Materials provided:
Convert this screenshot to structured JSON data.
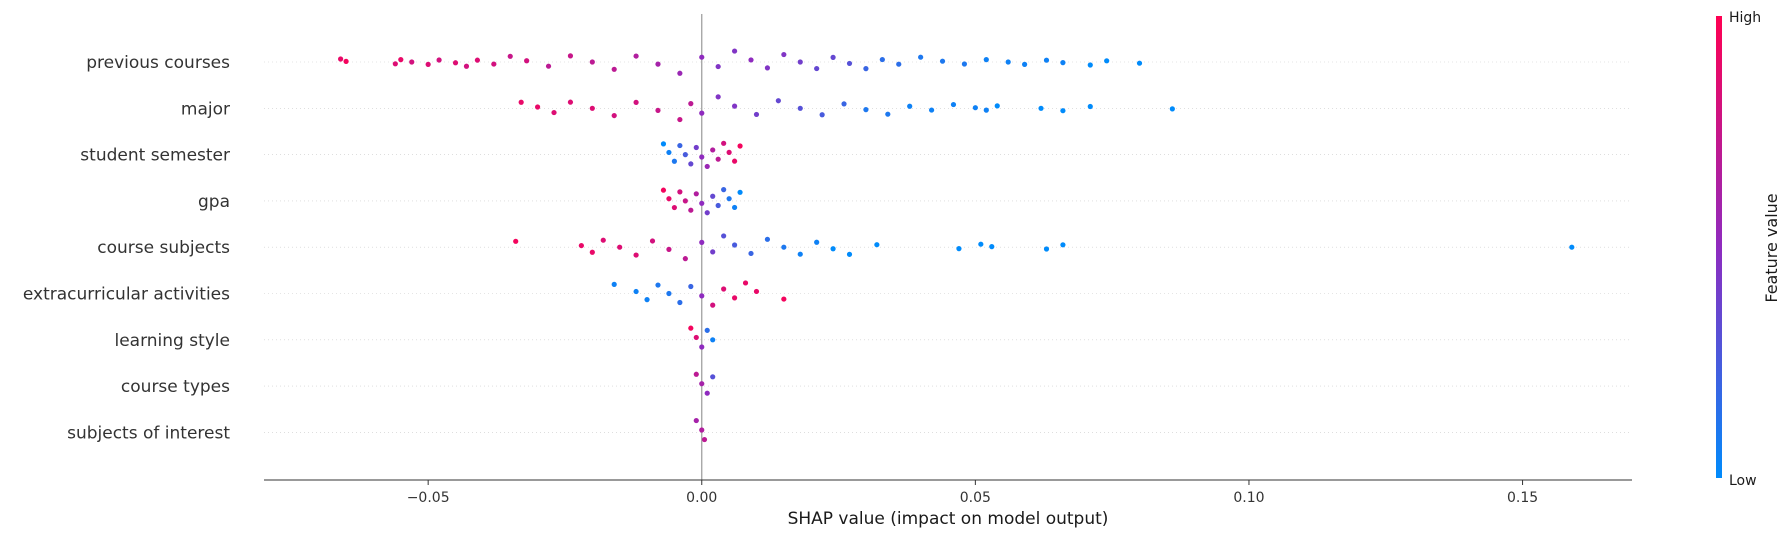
{
  "chart_data": {
    "type": "scatter",
    "subtype": "shap-beeswarm",
    "xlabel": "SHAP value (impact on model output)",
    "xlim": [
      -0.08,
      0.17
    ],
    "xticks": [
      -0.05,
      0.0,
      0.05,
      0.1,
      0.15
    ],
    "xtick_labels": [
      "−0.05",
      "0.00",
      "0.05",
      "0.10",
      "0.15"
    ],
    "colorbar": {
      "title": "Feature value",
      "high_label": "High",
      "low_label": "Low",
      "low_color": "#008bfb",
      "high_color": "#ff0052",
      "mid_color": "#8f2bbf"
    },
    "grid": false,
    "features": [
      {
        "name": "previous courses",
        "points": [
          [
            -0.066,
            0.9
          ],
          [
            -0.065,
            0.95
          ],
          [
            -0.056,
            0.85
          ],
          [
            -0.055,
            0.9
          ],
          [
            -0.053,
            0.8
          ],
          [
            -0.05,
            0.85
          ],
          [
            -0.048,
            0.8
          ],
          [
            -0.045,
            0.85
          ],
          [
            -0.043,
            0.8
          ],
          [
            -0.041,
            0.85
          ],
          [
            -0.038,
            0.8
          ],
          [
            -0.035,
            0.75
          ],
          [
            -0.032,
            0.8
          ],
          [
            -0.028,
            0.7
          ],
          [
            -0.024,
            0.75
          ],
          [
            -0.02,
            0.7
          ],
          [
            -0.016,
            0.7
          ],
          [
            -0.012,
            0.65
          ],
          [
            -0.008,
            0.6
          ],
          [
            -0.004,
            0.55
          ],
          [
            0.0,
            0.5
          ],
          [
            0.003,
            0.45
          ],
          [
            0.006,
            0.45
          ],
          [
            0.009,
            0.5
          ],
          [
            0.012,
            0.45
          ],
          [
            0.015,
            0.45
          ],
          [
            0.018,
            0.4
          ],
          [
            0.021,
            0.35
          ],
          [
            0.024,
            0.35
          ],
          [
            0.027,
            0.3
          ],
          [
            0.03,
            0.2
          ],
          [
            0.033,
            0.15
          ],
          [
            0.036,
            0.15
          ],
          [
            0.04,
            0.1
          ],
          [
            0.044,
            0.1
          ],
          [
            0.048,
            0.1
          ],
          [
            0.052,
            0.05
          ],
          [
            0.056,
            0.05
          ],
          [
            0.059,
            0.05
          ],
          [
            0.063,
            0.05
          ],
          [
            0.066,
            0.05
          ],
          [
            0.071,
            0.0
          ],
          [
            0.074,
            0.0
          ],
          [
            0.08,
            0.0
          ]
        ]
      },
      {
        "name": "major",
        "points": [
          [
            -0.033,
            0.9
          ],
          [
            -0.03,
            0.9
          ],
          [
            -0.027,
            0.85
          ],
          [
            -0.024,
            0.85
          ],
          [
            -0.02,
            0.85
          ],
          [
            -0.016,
            0.8
          ],
          [
            -0.012,
            0.8
          ],
          [
            -0.008,
            0.75
          ],
          [
            -0.004,
            0.75
          ],
          [
            -0.002,
            0.7
          ],
          [
            0.0,
            0.5
          ],
          [
            0.003,
            0.45
          ],
          [
            0.006,
            0.45
          ],
          [
            0.01,
            0.4
          ],
          [
            0.014,
            0.35
          ],
          [
            0.018,
            0.3
          ],
          [
            0.022,
            0.25
          ],
          [
            0.026,
            0.2
          ],
          [
            0.03,
            0.1
          ],
          [
            0.034,
            0.1
          ],
          [
            0.038,
            0.05
          ],
          [
            0.042,
            0.05
          ],
          [
            0.046,
            0.05
          ],
          [
            0.05,
            0.05
          ],
          [
            0.052,
            0.05
          ],
          [
            0.054,
            0.0
          ],
          [
            0.062,
            0.0
          ],
          [
            0.066,
            0.0
          ],
          [
            0.071,
            0.0
          ],
          [
            0.086,
            0.0
          ]
        ]
      },
      {
        "name": "student semester",
        "points": [
          [
            -0.007,
            0.0
          ],
          [
            -0.006,
            0.05
          ],
          [
            -0.005,
            0.1
          ],
          [
            -0.004,
            0.2
          ],
          [
            -0.003,
            0.25
          ],
          [
            -0.002,
            0.35
          ],
          [
            -0.001,
            0.4
          ],
          [
            0.0,
            0.5
          ],
          [
            0.001,
            0.55
          ],
          [
            0.002,
            0.65
          ],
          [
            0.003,
            0.7
          ],
          [
            0.004,
            0.8
          ],
          [
            0.005,
            0.85
          ],
          [
            0.006,
            0.9
          ],
          [
            0.007,
            0.95
          ]
        ]
      },
      {
        "name": "gpa",
        "points": [
          [
            -0.007,
            0.95
          ],
          [
            -0.006,
            0.9
          ],
          [
            -0.005,
            0.85
          ],
          [
            -0.004,
            0.8
          ],
          [
            -0.003,
            0.75
          ],
          [
            -0.002,
            0.7
          ],
          [
            -0.001,
            0.65
          ],
          [
            0.0,
            0.5
          ],
          [
            0.001,
            0.4
          ],
          [
            0.002,
            0.35
          ],
          [
            0.003,
            0.25
          ],
          [
            0.004,
            0.2
          ],
          [
            0.005,
            0.1
          ],
          [
            0.006,
            0.05
          ],
          [
            0.007,
            0.0
          ]
        ]
      },
      {
        "name": "course subjects",
        "points": [
          [
            -0.034,
            0.95
          ],
          [
            -0.022,
            0.9
          ],
          [
            -0.02,
            0.9
          ],
          [
            -0.018,
            0.85
          ],
          [
            -0.015,
            0.85
          ],
          [
            -0.012,
            0.85
          ],
          [
            -0.009,
            0.8
          ],
          [
            -0.006,
            0.75
          ],
          [
            -0.003,
            0.7
          ],
          [
            0.0,
            0.5
          ],
          [
            0.002,
            0.4
          ],
          [
            0.004,
            0.3
          ],
          [
            0.006,
            0.25
          ],
          [
            0.009,
            0.2
          ],
          [
            0.012,
            0.15
          ],
          [
            0.015,
            0.1
          ],
          [
            0.018,
            0.05
          ],
          [
            0.021,
            0.05
          ],
          [
            0.024,
            0.0
          ],
          [
            0.027,
            0.0
          ],
          [
            0.032,
            0.0
          ],
          [
            0.047,
            0.0
          ],
          [
            0.051,
            0.0
          ],
          [
            0.053,
            0.0
          ],
          [
            0.063,
            0.0
          ],
          [
            0.066,
            0.0
          ],
          [
            0.159,
            0.0
          ]
        ]
      },
      {
        "name": "extracurricular activities",
        "points": [
          [
            -0.016,
            0.05
          ],
          [
            -0.012,
            0.05
          ],
          [
            -0.01,
            0.05
          ],
          [
            -0.008,
            0.1
          ],
          [
            -0.006,
            0.1
          ],
          [
            -0.004,
            0.15
          ],
          [
            -0.002,
            0.2
          ],
          [
            0.0,
            0.5
          ],
          [
            0.002,
            0.8
          ],
          [
            0.004,
            0.85
          ],
          [
            0.006,
            0.9
          ],
          [
            0.008,
            0.9
          ],
          [
            0.01,
            0.9
          ],
          [
            0.015,
            0.95
          ]
        ]
      },
      {
        "name": "learning style",
        "points": [
          [
            -0.002,
            0.95
          ],
          [
            -0.001,
            0.85
          ],
          [
            0.0,
            0.5
          ],
          [
            0.001,
            0.15
          ],
          [
            0.002,
            0.05
          ]
        ]
      },
      {
        "name": "course types",
        "points": [
          [
            -0.001,
            0.7
          ],
          [
            0.0,
            0.6
          ],
          [
            0.001,
            0.5
          ],
          [
            0.002,
            0.3
          ]
        ]
      },
      {
        "name": "subjects of interest",
        "points": [
          [
            -0.001,
            0.6
          ],
          [
            0.0,
            0.65
          ],
          [
            0.0005,
            0.7
          ]
        ]
      }
    ]
  }
}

The request: Where a line of the material above holds the string "name", copy that line.

Solution for this exercise:
        "name": "previous courses",
        "name": "major",
        "name": "student semester",
        "name": "gpa",
        "name": "course subjects",
        "name": "extracurricular activities",
        "name": "learning style",
        "name": "course types",
        "name": "subjects of interest",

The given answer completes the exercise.